The exercise: List every line below containing "this".
---------- Data section ----------
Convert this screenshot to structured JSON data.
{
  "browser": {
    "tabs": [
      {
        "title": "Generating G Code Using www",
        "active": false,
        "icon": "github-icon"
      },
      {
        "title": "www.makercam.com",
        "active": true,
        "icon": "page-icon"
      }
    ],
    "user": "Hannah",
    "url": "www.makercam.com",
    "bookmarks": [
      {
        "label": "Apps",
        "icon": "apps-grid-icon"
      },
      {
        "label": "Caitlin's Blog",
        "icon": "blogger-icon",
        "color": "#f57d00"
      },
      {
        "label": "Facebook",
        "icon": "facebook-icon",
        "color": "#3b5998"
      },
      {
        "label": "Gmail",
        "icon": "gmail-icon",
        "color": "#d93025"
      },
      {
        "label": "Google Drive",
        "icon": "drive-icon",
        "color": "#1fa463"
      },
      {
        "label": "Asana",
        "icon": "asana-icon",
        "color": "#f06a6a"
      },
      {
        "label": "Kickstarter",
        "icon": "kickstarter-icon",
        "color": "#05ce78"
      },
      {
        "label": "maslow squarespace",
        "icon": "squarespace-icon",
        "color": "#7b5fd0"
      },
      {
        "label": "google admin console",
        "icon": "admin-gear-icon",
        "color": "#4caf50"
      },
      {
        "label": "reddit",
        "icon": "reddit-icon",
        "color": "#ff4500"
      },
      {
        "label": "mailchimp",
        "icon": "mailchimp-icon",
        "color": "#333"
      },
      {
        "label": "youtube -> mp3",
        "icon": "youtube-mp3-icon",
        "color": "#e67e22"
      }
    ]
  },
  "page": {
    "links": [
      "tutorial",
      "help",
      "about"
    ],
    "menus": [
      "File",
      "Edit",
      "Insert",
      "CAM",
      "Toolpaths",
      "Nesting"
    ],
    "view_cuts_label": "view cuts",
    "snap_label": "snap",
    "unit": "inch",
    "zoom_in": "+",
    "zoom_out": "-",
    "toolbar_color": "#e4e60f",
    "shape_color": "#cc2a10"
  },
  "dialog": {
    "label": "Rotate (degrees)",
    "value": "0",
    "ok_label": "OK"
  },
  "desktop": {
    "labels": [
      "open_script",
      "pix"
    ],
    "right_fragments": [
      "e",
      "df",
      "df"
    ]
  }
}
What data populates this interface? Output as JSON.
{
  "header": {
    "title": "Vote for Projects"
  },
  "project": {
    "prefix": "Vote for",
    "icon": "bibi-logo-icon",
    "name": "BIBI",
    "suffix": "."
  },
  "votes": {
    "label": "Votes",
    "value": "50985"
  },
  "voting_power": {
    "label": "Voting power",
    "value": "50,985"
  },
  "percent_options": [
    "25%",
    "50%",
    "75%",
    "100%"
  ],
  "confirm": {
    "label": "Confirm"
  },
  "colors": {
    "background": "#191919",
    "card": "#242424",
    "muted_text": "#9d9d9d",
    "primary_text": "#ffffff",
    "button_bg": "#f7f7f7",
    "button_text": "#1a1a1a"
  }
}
----------
Exercise response:
Convert this screenshot to structured JSON data.
What data populates this interface? Output as JSON.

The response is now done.